▸ Aim: Return the listing below in full, with every line exactly as it is.

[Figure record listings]

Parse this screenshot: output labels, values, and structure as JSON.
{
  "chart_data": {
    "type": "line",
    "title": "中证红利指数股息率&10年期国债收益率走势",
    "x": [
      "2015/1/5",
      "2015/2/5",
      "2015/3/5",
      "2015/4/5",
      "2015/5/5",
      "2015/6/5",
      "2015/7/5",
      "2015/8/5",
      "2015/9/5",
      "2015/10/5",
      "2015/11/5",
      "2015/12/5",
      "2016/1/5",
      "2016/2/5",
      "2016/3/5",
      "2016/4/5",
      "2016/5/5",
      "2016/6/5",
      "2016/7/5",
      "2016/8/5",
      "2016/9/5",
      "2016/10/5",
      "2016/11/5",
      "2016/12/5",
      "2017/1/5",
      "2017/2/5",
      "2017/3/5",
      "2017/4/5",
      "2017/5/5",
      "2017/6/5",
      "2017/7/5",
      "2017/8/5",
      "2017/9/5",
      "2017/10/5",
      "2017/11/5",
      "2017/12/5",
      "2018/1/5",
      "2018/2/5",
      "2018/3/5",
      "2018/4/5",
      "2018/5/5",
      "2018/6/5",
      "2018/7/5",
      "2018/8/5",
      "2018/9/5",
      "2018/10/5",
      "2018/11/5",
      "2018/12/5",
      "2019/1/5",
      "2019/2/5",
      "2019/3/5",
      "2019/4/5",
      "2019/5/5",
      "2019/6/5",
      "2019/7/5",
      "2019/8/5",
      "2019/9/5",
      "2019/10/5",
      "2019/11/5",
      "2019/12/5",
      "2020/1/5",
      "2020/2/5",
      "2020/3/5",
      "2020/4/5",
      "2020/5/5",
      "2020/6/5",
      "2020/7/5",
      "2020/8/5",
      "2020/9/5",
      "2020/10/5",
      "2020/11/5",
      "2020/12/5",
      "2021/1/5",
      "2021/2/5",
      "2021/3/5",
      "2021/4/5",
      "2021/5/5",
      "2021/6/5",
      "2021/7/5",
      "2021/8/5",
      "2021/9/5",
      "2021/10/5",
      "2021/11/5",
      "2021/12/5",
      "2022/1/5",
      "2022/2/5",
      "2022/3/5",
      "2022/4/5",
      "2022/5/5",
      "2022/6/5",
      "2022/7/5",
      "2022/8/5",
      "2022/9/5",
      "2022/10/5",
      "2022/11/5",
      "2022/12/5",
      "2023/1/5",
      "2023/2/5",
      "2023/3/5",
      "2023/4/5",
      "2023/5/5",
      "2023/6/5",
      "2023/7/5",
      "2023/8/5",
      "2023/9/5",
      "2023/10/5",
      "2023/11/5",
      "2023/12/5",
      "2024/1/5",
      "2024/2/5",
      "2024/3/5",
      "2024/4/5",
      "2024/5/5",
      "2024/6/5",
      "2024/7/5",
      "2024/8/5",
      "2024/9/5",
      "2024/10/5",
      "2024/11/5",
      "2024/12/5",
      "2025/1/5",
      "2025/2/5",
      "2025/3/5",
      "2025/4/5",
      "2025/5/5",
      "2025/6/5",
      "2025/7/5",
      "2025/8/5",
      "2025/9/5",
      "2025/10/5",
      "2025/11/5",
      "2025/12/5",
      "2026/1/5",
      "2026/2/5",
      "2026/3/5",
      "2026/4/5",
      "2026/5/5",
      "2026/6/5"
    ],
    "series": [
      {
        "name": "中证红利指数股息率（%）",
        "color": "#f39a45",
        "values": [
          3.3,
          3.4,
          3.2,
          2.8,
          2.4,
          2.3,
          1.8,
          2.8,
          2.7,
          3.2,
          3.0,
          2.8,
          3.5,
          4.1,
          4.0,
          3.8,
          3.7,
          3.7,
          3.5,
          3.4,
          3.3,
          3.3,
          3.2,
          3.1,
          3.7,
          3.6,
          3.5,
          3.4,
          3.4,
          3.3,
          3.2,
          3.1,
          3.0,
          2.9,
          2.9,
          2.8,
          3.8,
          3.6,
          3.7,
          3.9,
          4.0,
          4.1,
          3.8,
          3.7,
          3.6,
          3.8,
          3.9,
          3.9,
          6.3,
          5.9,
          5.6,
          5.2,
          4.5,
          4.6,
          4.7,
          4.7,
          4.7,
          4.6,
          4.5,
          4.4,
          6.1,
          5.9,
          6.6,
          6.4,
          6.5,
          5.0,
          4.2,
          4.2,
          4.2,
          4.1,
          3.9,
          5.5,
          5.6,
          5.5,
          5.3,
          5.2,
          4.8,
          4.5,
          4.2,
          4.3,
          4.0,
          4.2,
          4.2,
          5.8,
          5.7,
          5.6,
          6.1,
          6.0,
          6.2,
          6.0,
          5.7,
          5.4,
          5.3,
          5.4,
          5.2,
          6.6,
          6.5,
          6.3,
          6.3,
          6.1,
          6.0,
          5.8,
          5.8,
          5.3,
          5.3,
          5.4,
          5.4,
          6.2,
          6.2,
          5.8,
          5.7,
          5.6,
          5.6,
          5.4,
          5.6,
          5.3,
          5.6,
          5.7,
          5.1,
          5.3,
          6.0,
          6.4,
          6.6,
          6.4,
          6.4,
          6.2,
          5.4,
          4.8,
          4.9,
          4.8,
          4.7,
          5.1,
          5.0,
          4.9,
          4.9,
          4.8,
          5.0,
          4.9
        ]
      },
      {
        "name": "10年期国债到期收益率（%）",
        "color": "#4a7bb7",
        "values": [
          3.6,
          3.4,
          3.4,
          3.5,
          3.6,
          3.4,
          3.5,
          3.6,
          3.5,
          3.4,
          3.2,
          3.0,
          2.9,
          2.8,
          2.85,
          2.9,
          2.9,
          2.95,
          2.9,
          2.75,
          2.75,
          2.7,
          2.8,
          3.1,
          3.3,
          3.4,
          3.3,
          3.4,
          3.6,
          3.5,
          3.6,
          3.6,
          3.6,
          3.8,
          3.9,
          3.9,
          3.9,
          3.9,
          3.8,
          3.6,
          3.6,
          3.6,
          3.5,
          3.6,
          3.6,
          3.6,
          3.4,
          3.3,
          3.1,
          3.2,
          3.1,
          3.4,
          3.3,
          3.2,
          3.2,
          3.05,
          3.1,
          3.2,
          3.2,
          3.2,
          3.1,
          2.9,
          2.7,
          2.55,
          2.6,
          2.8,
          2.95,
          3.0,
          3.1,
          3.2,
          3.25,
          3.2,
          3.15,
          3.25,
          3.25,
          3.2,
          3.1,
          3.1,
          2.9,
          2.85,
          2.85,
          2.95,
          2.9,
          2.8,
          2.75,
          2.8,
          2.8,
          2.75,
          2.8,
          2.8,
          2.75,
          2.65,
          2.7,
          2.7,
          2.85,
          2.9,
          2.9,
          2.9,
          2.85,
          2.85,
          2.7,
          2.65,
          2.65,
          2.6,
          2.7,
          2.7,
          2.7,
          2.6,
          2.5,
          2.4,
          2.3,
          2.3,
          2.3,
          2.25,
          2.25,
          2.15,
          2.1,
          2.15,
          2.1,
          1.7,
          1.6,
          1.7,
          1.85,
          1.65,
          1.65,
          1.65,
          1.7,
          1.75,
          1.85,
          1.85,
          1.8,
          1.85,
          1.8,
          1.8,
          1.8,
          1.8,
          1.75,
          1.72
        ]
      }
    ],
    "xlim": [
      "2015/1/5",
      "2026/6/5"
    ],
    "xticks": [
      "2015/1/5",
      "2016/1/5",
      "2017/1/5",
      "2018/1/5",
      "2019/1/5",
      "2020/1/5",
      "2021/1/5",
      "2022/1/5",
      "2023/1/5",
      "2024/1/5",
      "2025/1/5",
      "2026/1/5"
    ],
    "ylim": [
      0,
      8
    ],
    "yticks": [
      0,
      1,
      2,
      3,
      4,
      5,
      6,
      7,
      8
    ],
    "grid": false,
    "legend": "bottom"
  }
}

▸ Result of this task:
Parse this screenshot: output labels, values, and structure as JSON.
{
  "chart_data": {
    "type": "line",
    "title": "中证红利指数股息率&10年期国债收益率走势",
    "x": [
      "2015/1/5",
      "2015/2/5",
      "2015/3/5",
      "2015/4/5",
      "2015/5/5",
      "2015/6/5",
      "2015/7/5",
      "2015/8/5",
      "2015/9/5",
      "2015/10/5",
      "2015/11/5",
      "2015/12/5",
      "2016/1/5",
      "2016/2/5",
      "2016/3/5",
      "2016/4/5",
      "2016/5/5",
      "2016/6/5",
      "2016/7/5",
      "2016/8/5",
      "2016/9/5",
      "2016/10/5",
      "2016/11/5",
      "2016/12/5",
      "2017/1/5",
      "2017/2/5",
      "2017/3/5",
      "2017/4/5",
      "2017/5/5",
      "2017/6/5",
      "2017/7/5",
      "2017/8/5",
      "2017/9/5",
      "2017/10/5",
      "2017/11/5",
      "2017/12/5",
      "2018/1/5",
      "2018/2/5",
      "2018/3/5",
      "2018/4/5",
      "2018/5/5",
      "2018/6/5",
      "2018/7/5",
      "2018/8/5",
      "2018/9/5",
      "2018/10/5",
      "2018/11/5",
      "2018/12/5",
      "2019/1/5",
      "2019/2/5",
      "2019/3/5",
      "2019/4/5",
      "2019/5/5",
      "2019/6/5",
      "2019/7/5",
      "2019/8/5",
      "2019/9/5",
      "2019/10/5",
      "2019/11/5",
      "2019/12/5",
      "2020/1/5",
      "2020/2/5",
      "2020/3/5",
      "2020/4/5",
      "2020/5/5",
      "2020/6/5",
      "2020/7/5",
      "2020/8/5",
      "2020/9/5",
      "2020/10/5",
      "2020/11/5",
      "2020/12/5",
      "2021/1/5",
      "2021/2/5",
      "2021/3/5",
      "2021/4/5",
      "2021/5/5",
      "2021/6/5",
      "2021/7/5",
      "2021/8/5",
      "2021/9/5",
      "2021/10/5",
      "2021/11/5",
      "2021/12/5",
      "2022/1/5",
      "2022/2/5",
      "2022/3/5",
      "2022/4/5",
      "2022/5/5",
      "2022/6/5",
      "2022/7/5",
      "2022/8/5",
      "2022/9/5",
      "2022/10/5",
      "2022/11/5",
      "2022/12/5",
      "2023/1/5",
      "2023/2/5",
      "2023/3/5",
      "2023/4/5",
      "2023/5/5",
      "2023/6/5",
      "2023/7/5",
      "2023/8/5",
      "2023/9/5",
      "2023/10/5",
      "2023/11/5",
      "2023/12/5",
      "2024/1/5",
      "2024/2/5",
      "2024/3/5",
      "2024/4/5",
      "2024/5/5",
      "2024/6/5",
      "2024/7/5",
      "2024/8/5",
      "2024/9/5",
      "2024/10/5",
      "2024/11/5",
      "2024/12/5",
      "2025/1/5",
      "2025/2/5",
      "2025/3/5",
      "2025/4/5",
      "2025/5/5",
      "2025/6/5",
      "2025/7/5",
      "2025/8/5",
      "2025/9/5",
      "2025/10/5",
      "2025/11/5",
      "2025/12/5",
      "2026/1/5",
      "2026/2/5",
      "2026/3/5",
      "2026/4/5",
      "2026/5/5",
      "2026/6/5"
    ],
    "series": [
      {
        "name": "中证红利指数股息率（%）",
        "color": "#f39a45",
        "values": [
          3.3,
          3.4,
          3.2,
          2.8,
          2.4,
          2.3,
          1.8,
          2.8,
          2.7,
          3.2,
          3.0,
          2.8,
          3.5,
          4.1,
          4.0,
          3.8,
          3.7,
          3.7,
          3.5,
          3.4,
          3.3,
          3.3,
          3.2,
          3.1,
          3.7,
          3.6,
          3.5,
          3.4,
          3.4,
          3.3,
          3.2,
          3.1,
          3.0,
          2.9,
          2.9,
          2.8,
          3.8,
          3.6,
          3.7,
          3.9,
          4.0,
          4.1,
          3.8,
          3.7,
          3.6,
          3.8,
          3.9,
          3.9,
          6.3,
          5.9,
          5.6,
          5.2,
          4.5,
          4.6,
          4.7,
          4.7,
          4.7,
          4.6,
          4.5,
          4.4,
          6.1,
          5.9,
          6.6,
          6.4,
          6.5,
          5.0,
          4.2,
          4.2,
          4.2,
          4.1,
          3.9,
          5.5,
          5.6,
          5.5,
          5.3,
          5.2,
          4.8,
          4.5,
          4.2,
          4.3,
          4.0,
          4.2,
          4.2,
          5.8,
          5.7,
          5.6,
          6.1,
          6.0,
          6.2,
          6.0,
          5.7,
          5.4,
          5.3,
          5.4,
          5.2,
          6.6,
          6.5,
          6.3,
          6.3,
          6.1,
          6.0,
          5.8,
          5.8,
          5.3,
          5.3,
          5.4,
          5.4,
          6.2,
          6.2,
          5.8,
          5.7,
          5.6,
          5.6,
          5.4,
          5.6,
          5.3,
          5.6,
          5.7,
          5.1,
          5.3,
          6.0,
          6.4,
          6.6,
          6.4,
          6.4,
          6.2,
          5.4,
          4.8,
          4.9,
          4.8,
          4.7,
          5.1,
          5.0,
          4.9,
          4.9,
          4.8,
          5.0,
          4.9
        ]
      },
      {
        "name": "10年期国债到期收益率（%）",
        "color": "#4a7bb7",
        "values": [
          3.6,
          3.4,
          3.4,
          3.5,
          3.6,
          3.4,
          3.5,
          3.6,
          3.5,
          3.4,
          3.2,
          3.0,
          2.9,
          2.8,
          2.85,
          2.9,
          2.9,
          2.95,
          2.9,
          2.75,
          2.75,
          2.7,
          2.8,
          3.1,
          3.3,
          3.4,
          3.3,
          3.4,
          3.6,
          3.5,
          3.6,
          3.6,
          3.6,
          3.8,
          3.9,
          3.9,
          3.9,
          3.9,
          3.8,
          3.6,
          3.6,
          3.6,
          3.5,
          3.6,
          3.6,
          3.6,
          3.4,
          3.3,
          3.1,
          3.2,
          3.1,
          3.4,
          3.3,
          3.2,
          3.2,
          3.05,
          3.1,
          3.2,
          3.2,
          3.2,
          3.1,
          2.9,
          2.7,
          2.55,
          2.6,
          2.8,
          2.95,
          3.0,
          3.1,
          3.2,
          3.25,
          3.2,
          3.15,
          3.25,
          3.25,
          3.2,
          3.1,
          3.1,
          2.9,
          2.85,
          2.85,
          2.95,
          2.9,
          2.8,
          2.75,
          2.8,
          2.8,
          2.75,
          2.8,
          2.8,
          2.75,
          2.65,
          2.7,
          2.7,
          2.85,
          2.9,
          2.9,
          2.9,
          2.85,
          2.85,
          2.7,
          2.65,
          2.65,
          2.6,
          2.7,
          2.7,
          2.7,
          2.6,
          2.5,
          2.4,
          2.3,
          2.3,
          2.3,
          2.25,
          2.25,
          2.15,
          2.1,
          2.15,
          2.1,
          1.7,
          1.6,
          1.7,
          1.85,
          1.65,
          1.65,
          1.65,
          1.7,
          1.75,
          1.85,
          1.85,
          1.8,
          1.85,
          1.8,
          1.8,
          1.8,
          1.8,
          1.75,
          1.72
        ]
      }
    ],
    "xlim": [
      "2015/1/5",
      "2026/6/5"
    ],
    "xticks": [
      "2015/1/5",
      "2016/1/5",
      "2017/1/5",
      "2018/1/5",
      "2019/1/5",
      "2020/1/5",
      "2021/1/5",
      "2022/1/5",
      "2023/1/5",
      "2024/1/5",
      "2025/1/5",
      "2026/1/5"
    ],
    "ylim": [
      0,
      8
    ],
    "yticks": [
      0,
      1,
      2,
      3,
      4,
      5,
      6,
      7,
      8
    ],
    "grid": false,
    "legend": "bottom"
  }
}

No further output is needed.